● **BRIEF**
Below are records; extract exactly the lines from the one with "Convert this screenshot" through the final line, including both, but drop the pictures.

• • • • •

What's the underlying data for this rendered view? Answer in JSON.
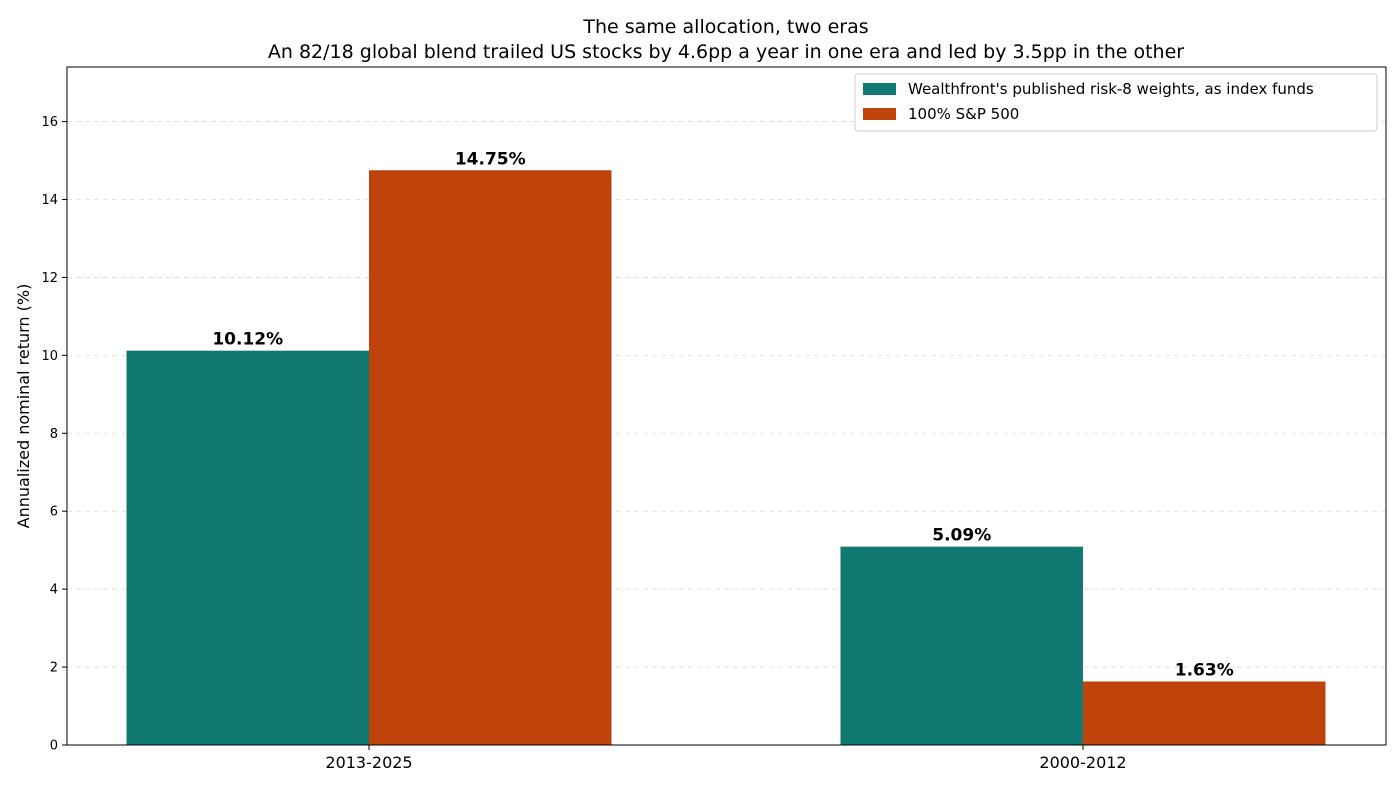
{
  "chart_data": {
    "type": "bar",
    "title": "The same allocation, two eras",
    "subtitle": "An 82/18 global blend trailed US stocks by 4.6pp a year in one era and led by 3.5pp in the other",
    "xlabel": "",
    "ylabel": "Annualized nominal return (%)",
    "categories": [
      "2013-2025",
      "2000-2012"
    ],
    "series": [
      {
        "name": "Wealthfront's published risk-8 weights, as index funds",
        "values": [
          10.12,
          5.09
        ],
        "labels": [
          "10.12%",
          "5.09%"
        ],
        "color": "#107a72"
      },
      {
        "name": "100% S&P 500",
        "values": [
          14.75,
          1.63
        ],
        "labels": [
          "14.75%",
          "1.63%"
        ],
        "color": "#c0430c"
      }
    ],
    "ylim": [
      0,
      17.4
    ],
    "yticks": [
      0,
      2,
      4,
      6,
      8,
      10,
      12,
      14,
      16
    ],
    "ytick_labels": [
      "0",
      "2",
      "4",
      "6",
      "8",
      "10",
      "12",
      "14",
      "16"
    ],
    "grid": "y-dashed",
    "legend": "top-right"
  }
}
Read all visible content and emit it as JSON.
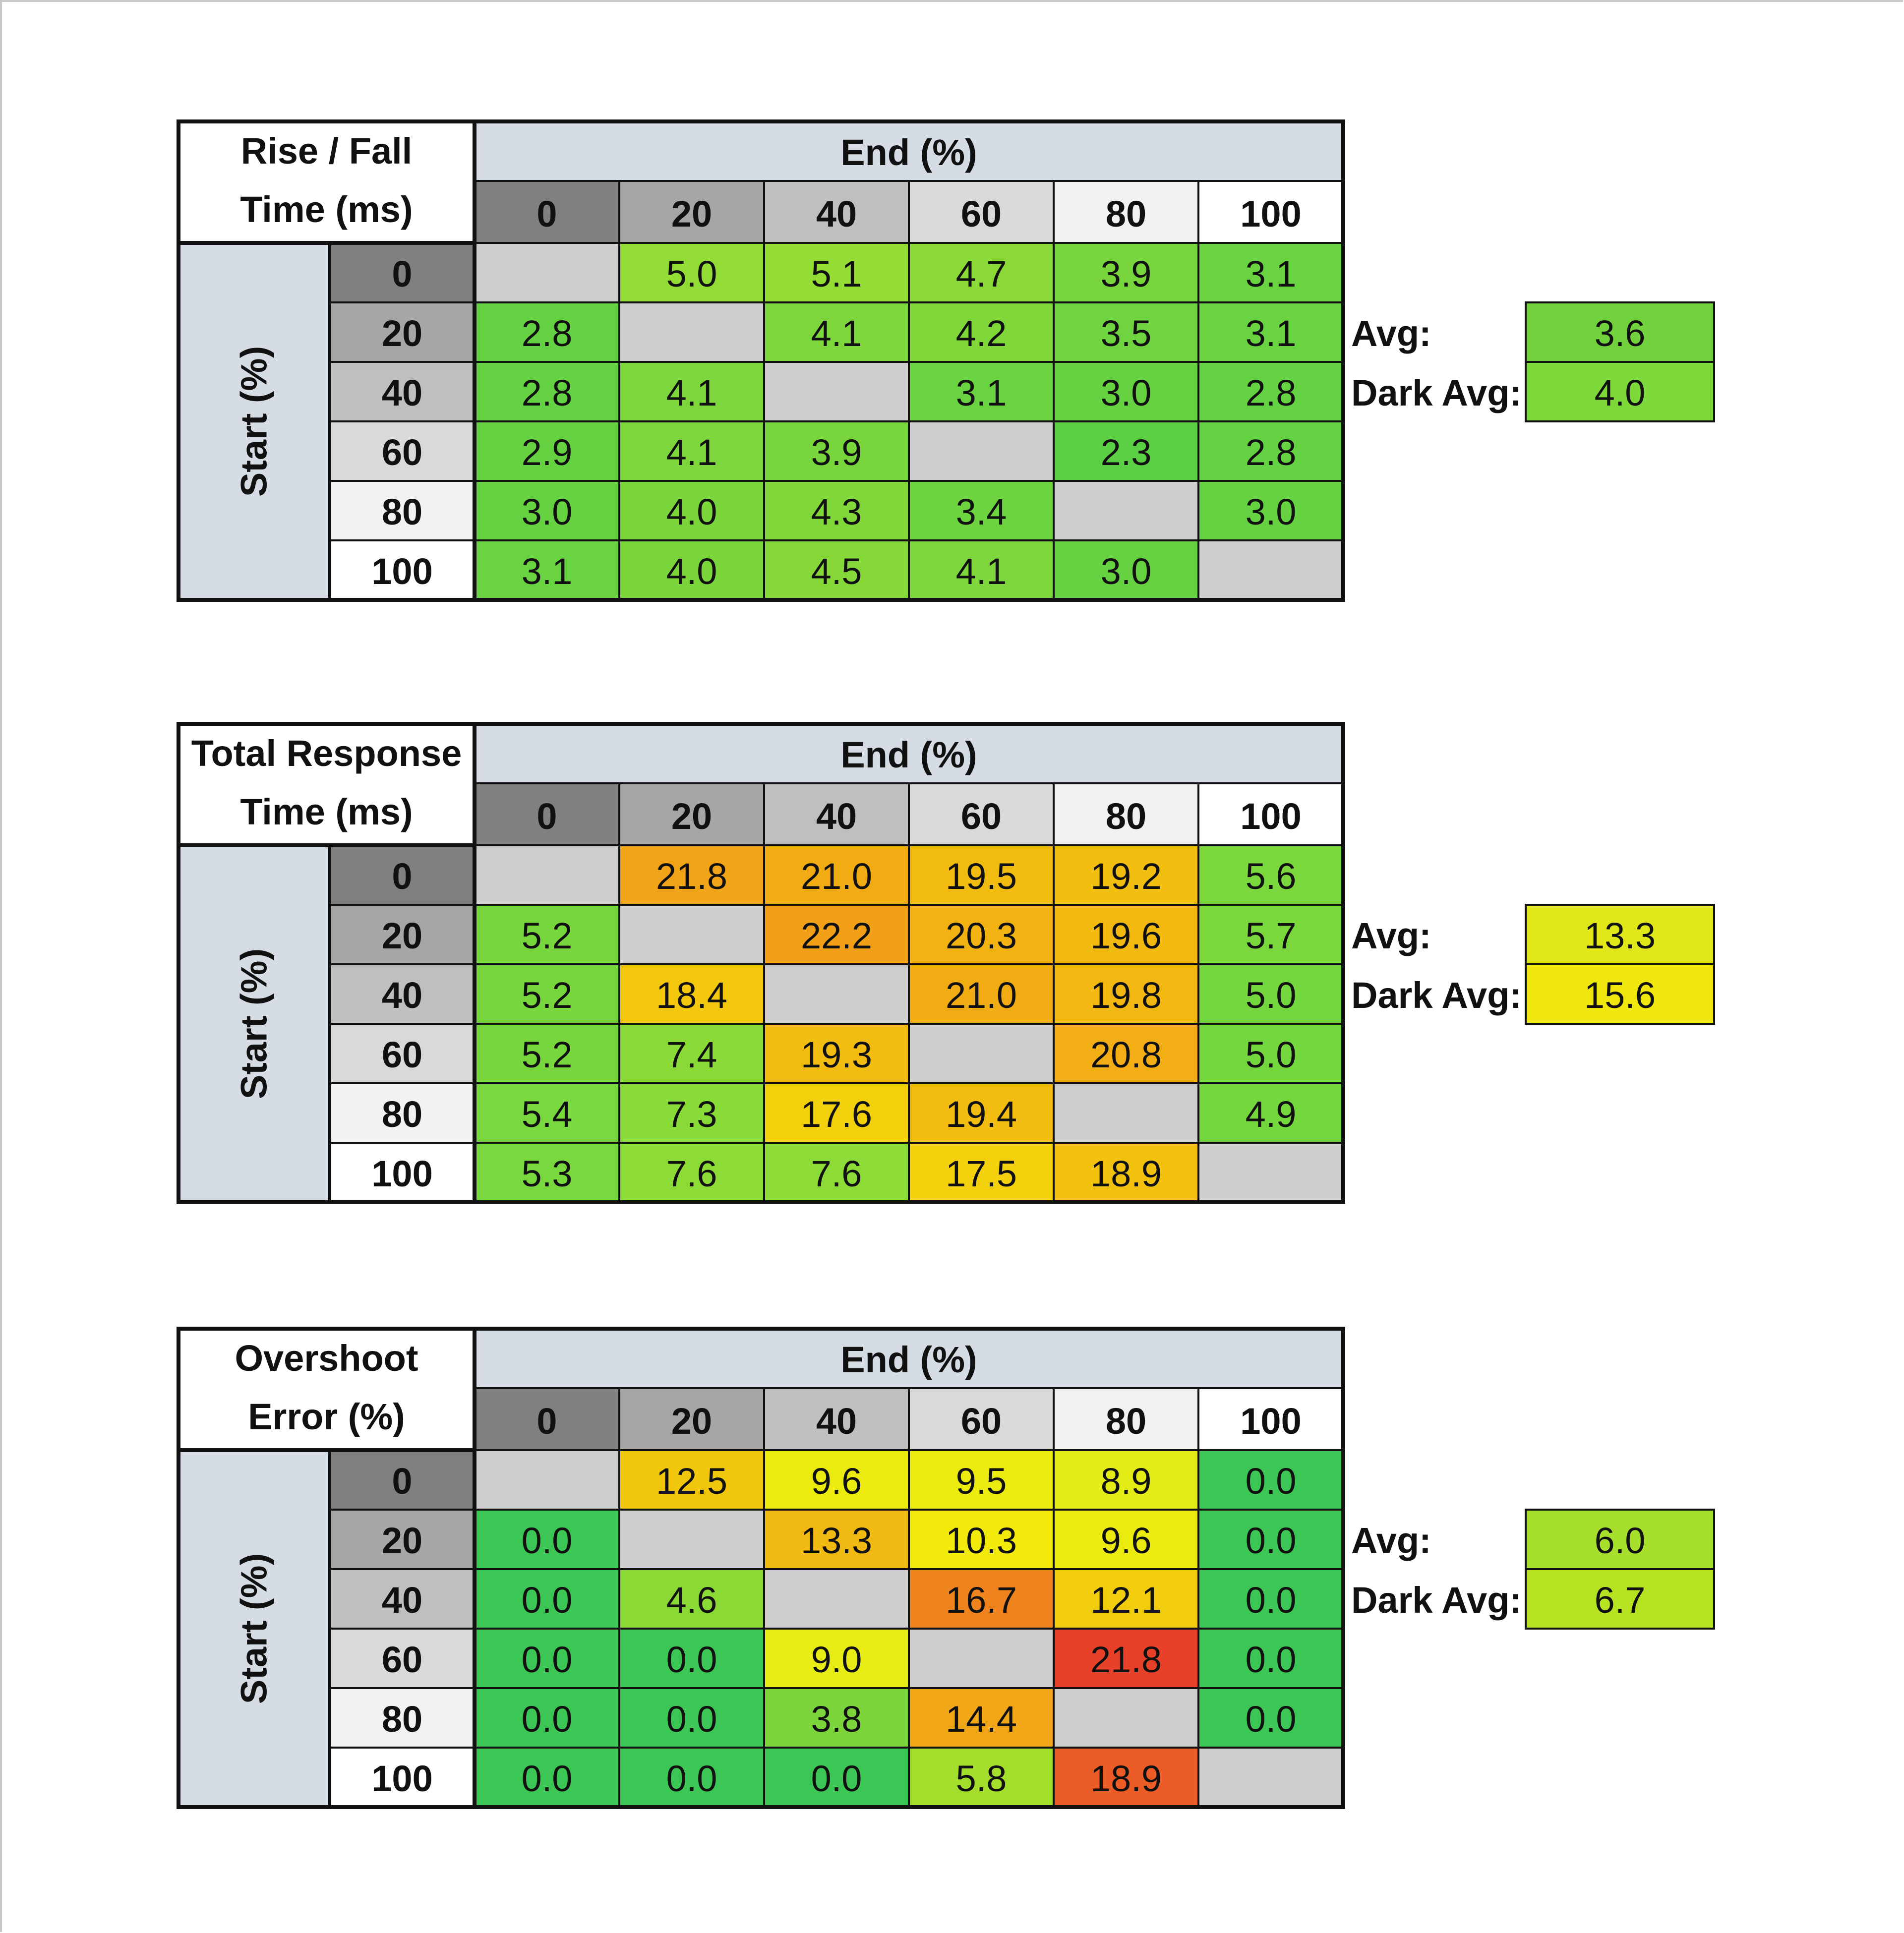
{
  "chart_data": [
    {
      "type": "heatmap",
      "title_lines": [
        "Rise / Fall",
        "Time (ms)"
      ],
      "col_header": "End (%)",
      "row_header": "Start (%)",
      "levels": [
        "0",
        "20",
        "40",
        "60",
        "80",
        "100"
      ],
      "values": [
        [
          null,
          5.0,
          5.1,
          4.7,
          3.9,
          3.1
        ],
        [
          2.8,
          null,
          4.1,
          4.2,
          3.5,
          3.1
        ],
        [
          2.8,
          4.1,
          null,
          3.1,
          3.0,
          2.8
        ],
        [
          2.9,
          4.1,
          3.9,
          null,
          2.3,
          2.8
        ],
        [
          3.0,
          4.0,
          4.3,
          3.4,
          null,
          3.0
        ],
        [
          3.1,
          4.0,
          4.5,
          4.1,
          3.0,
          null
        ]
      ],
      "summary": [
        {
          "label": "Avg:",
          "value": "3.6",
          "color": "#72d23e"
        },
        {
          "label": "Dark Avg:",
          "value": "4.0",
          "color": "#7dd83a"
        }
      ],
      "metric": "rise_fall"
    },
    {
      "type": "heatmap",
      "title_lines": [
        "Total Response",
        "Time (ms)"
      ],
      "col_header": "End (%)",
      "row_header": "Start (%)",
      "levels": [
        "0",
        "20",
        "40",
        "60",
        "80",
        "100"
      ],
      "values": [
        [
          null,
          21.8,
          21.0,
          19.5,
          19.2,
          5.6
        ],
        [
          5.2,
          null,
          22.2,
          20.3,
          19.6,
          5.7
        ],
        [
          5.2,
          18.4,
          null,
          21.0,
          19.8,
          5.0
        ],
        [
          5.2,
          7.4,
          19.3,
          null,
          20.8,
          5.0
        ],
        [
          5.4,
          7.3,
          17.6,
          19.4,
          null,
          4.9
        ],
        [
          5.3,
          7.6,
          7.6,
          17.5,
          18.9,
          null
        ]
      ],
      "summary": [
        {
          "label": "Avg:",
          "value": "13.3",
          "color": "#e1e81a"
        },
        {
          "label": "Dark Avg:",
          "value": "15.6",
          "color": "#efe70e"
        }
      ],
      "metric": "total"
    },
    {
      "type": "heatmap",
      "title_lines": [
        "Overshoot",
        "Error (%)"
      ],
      "col_header": "End (%)",
      "row_header": "Start (%)",
      "levels": [
        "0",
        "20",
        "40",
        "60",
        "80",
        "100"
      ],
      "values": [
        [
          null,
          12.5,
          9.6,
          9.5,
          8.9,
          0.0
        ],
        [
          0.0,
          null,
          13.3,
          10.3,
          9.6,
          0.0
        ],
        [
          0.0,
          4.6,
          null,
          16.7,
          12.1,
          0.0
        ],
        [
          0.0,
          0.0,
          9.0,
          null,
          21.8,
          0.0
        ],
        [
          0.0,
          0.0,
          3.8,
          14.4,
          null,
          0.0
        ],
        [
          0.0,
          0.0,
          0.0,
          5.8,
          18.9,
          null
        ]
      ],
      "summary": [
        {
          "label": "Avg:",
          "value": "6.0",
          "color": "#a6e02c"
        },
        {
          "label": "Dark Avg:",
          "value": "6.7",
          "color": "#b5e322"
        }
      ],
      "metric": "overshoot"
    }
  ],
  "colors": {
    "header_band": "#d6dce4",
    "diagonal_cell": "#d0cece",
    "level_shades": [
      "#808080",
      "#a6a6a6",
      "#bfbfbf",
      "#d9d9d9",
      "#f2f2f2",
      "#ffffff"
    ]
  }
}
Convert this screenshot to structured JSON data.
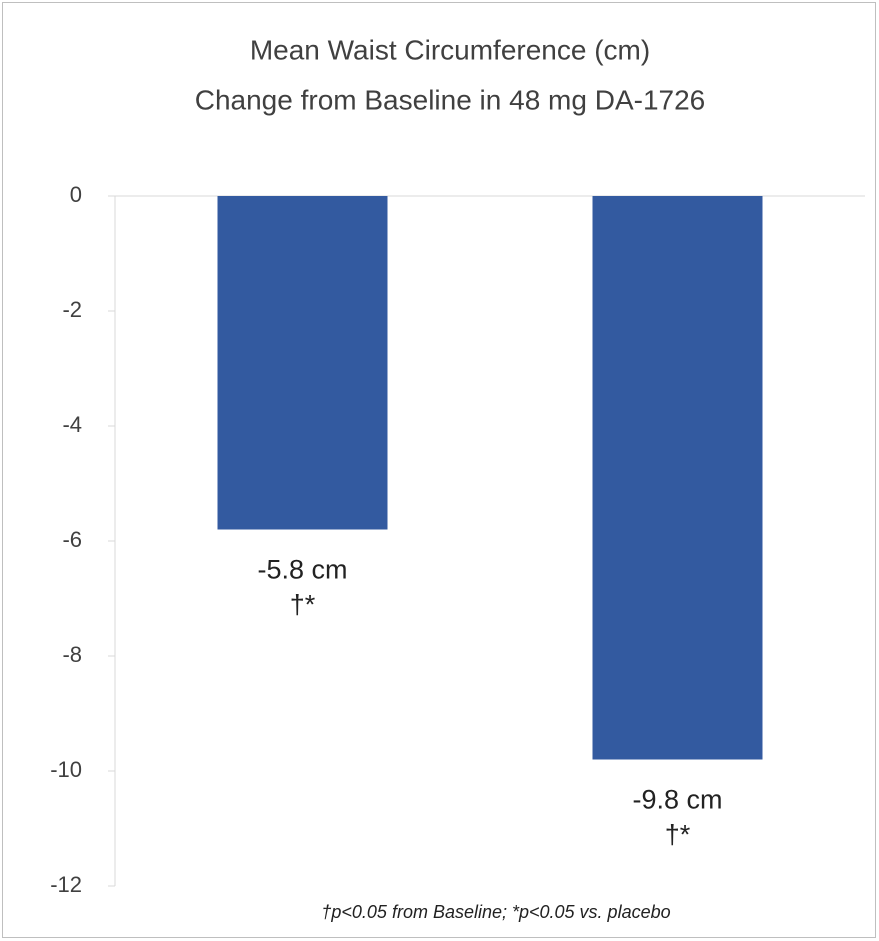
{
  "chart_data": {
    "type": "bar",
    "title": [
      "Mean Waist Circumference (cm)",
      "Change from Baseline in 48 mg DA-1726"
    ],
    "categories": [
      null,
      null
    ],
    "values": [
      -5.8,
      -9.8
    ],
    "value_labels": [
      "-5.8 cm",
      "-9.8 cm"
    ],
    "annotations": [
      "†*",
      "†*"
    ],
    "footnote": "†p<0.05 from Baseline; *p<0.05 vs. placebo",
    "color": "#335aa0",
    "ylim": [
      -12,
      0
    ],
    "yticks": [
      0,
      -2,
      -4,
      -6,
      -8,
      -10,
      -12
    ],
    "grid": false
  }
}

• • • • •

● **EXERCISE ANSWER**
Convert this screenshot to structured JSON data.
{
  "chart_data": {
    "type": "bar",
    "title": [
      "Mean Waist Circumference (cm)",
      "Change from Baseline in 48 mg DA-1726"
    ],
    "categories": [
      null,
      null
    ],
    "values": [
      -5.8,
      -9.8
    ],
    "value_labels": [
      "-5.8 cm",
      "-9.8 cm"
    ],
    "annotations": [
      "†*",
      "†*"
    ],
    "footnote": "†p<0.05 from Baseline; *p<0.05 vs. placebo",
    "color": "#335aa0",
    "ylim": [
      -12,
      0
    ],
    "yticks": [
      0,
      -2,
      -4,
      -6,
      -8,
      -10,
      -12
    ],
    "grid": false
  }
}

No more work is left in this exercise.